***** Data for processing *****

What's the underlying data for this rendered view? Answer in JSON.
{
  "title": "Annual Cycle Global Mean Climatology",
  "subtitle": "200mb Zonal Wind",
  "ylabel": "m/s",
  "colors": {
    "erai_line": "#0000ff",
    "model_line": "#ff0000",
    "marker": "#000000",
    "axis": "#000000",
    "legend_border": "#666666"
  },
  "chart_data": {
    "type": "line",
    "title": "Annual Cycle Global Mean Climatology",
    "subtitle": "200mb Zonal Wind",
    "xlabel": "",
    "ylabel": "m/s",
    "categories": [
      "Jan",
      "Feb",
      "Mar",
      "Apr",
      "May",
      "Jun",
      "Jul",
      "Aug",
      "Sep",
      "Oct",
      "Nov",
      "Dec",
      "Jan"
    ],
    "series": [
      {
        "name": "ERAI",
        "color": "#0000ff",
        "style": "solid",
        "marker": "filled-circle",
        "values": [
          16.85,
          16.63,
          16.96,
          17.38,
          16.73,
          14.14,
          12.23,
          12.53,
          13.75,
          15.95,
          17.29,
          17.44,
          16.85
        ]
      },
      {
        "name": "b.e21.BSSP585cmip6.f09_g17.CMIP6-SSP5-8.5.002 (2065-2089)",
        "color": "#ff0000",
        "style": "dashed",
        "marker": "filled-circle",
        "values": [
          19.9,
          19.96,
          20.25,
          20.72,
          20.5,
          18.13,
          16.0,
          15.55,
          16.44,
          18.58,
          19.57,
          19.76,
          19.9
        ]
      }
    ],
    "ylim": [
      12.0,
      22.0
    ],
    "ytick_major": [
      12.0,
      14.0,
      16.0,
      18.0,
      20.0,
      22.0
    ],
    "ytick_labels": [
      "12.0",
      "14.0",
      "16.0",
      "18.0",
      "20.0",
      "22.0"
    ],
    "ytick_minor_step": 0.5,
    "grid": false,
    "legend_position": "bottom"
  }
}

*****

= Work to be completed =
Write out the data again, exactly and in full.

= Task response =
What's the underlying data for this rendered view? Answer in JSON.
{
  "title": "Annual Cycle Global Mean Climatology",
  "subtitle": "200mb Zonal Wind",
  "ylabel": "m/s",
  "colors": {
    "erai_line": "#0000ff",
    "model_line": "#ff0000",
    "marker": "#000000",
    "axis": "#000000",
    "legend_border": "#666666"
  },
  "chart_data": {
    "type": "line",
    "title": "Annual Cycle Global Mean Climatology",
    "subtitle": "200mb Zonal Wind",
    "xlabel": "",
    "ylabel": "m/s",
    "categories": [
      "Jan",
      "Feb",
      "Mar",
      "Apr",
      "May",
      "Jun",
      "Jul",
      "Aug",
      "Sep",
      "Oct",
      "Nov",
      "Dec",
      "Jan"
    ],
    "series": [
      {
        "name": "ERAI",
        "color": "#0000ff",
        "style": "solid",
        "marker": "filled-circle",
        "values": [
          16.85,
          16.63,
          16.96,
          17.38,
          16.73,
          14.14,
          12.23,
          12.53,
          13.75,
          15.95,
          17.29,
          17.44,
          16.85
        ]
      },
      {
        "name": "b.e21.BSSP585cmip6.f09_g17.CMIP6-SSP5-8.5.002 (2065-2089)",
        "color": "#ff0000",
        "style": "dashed",
        "marker": "filled-circle",
        "values": [
          19.9,
          19.96,
          20.25,
          20.72,
          20.5,
          18.13,
          16.0,
          15.55,
          16.44,
          18.58,
          19.57,
          19.76,
          19.9
        ]
      }
    ],
    "ylim": [
      12.0,
      22.0
    ],
    "ytick_major": [
      12.0,
      14.0,
      16.0,
      18.0,
      20.0,
      22.0
    ],
    "ytick_labels": [
      "12.0",
      "14.0",
      "16.0",
      "18.0",
      "20.0",
      "22.0"
    ],
    "ytick_minor_step": 0.5,
    "grid": false,
    "legend_position": "bottom"
  }
}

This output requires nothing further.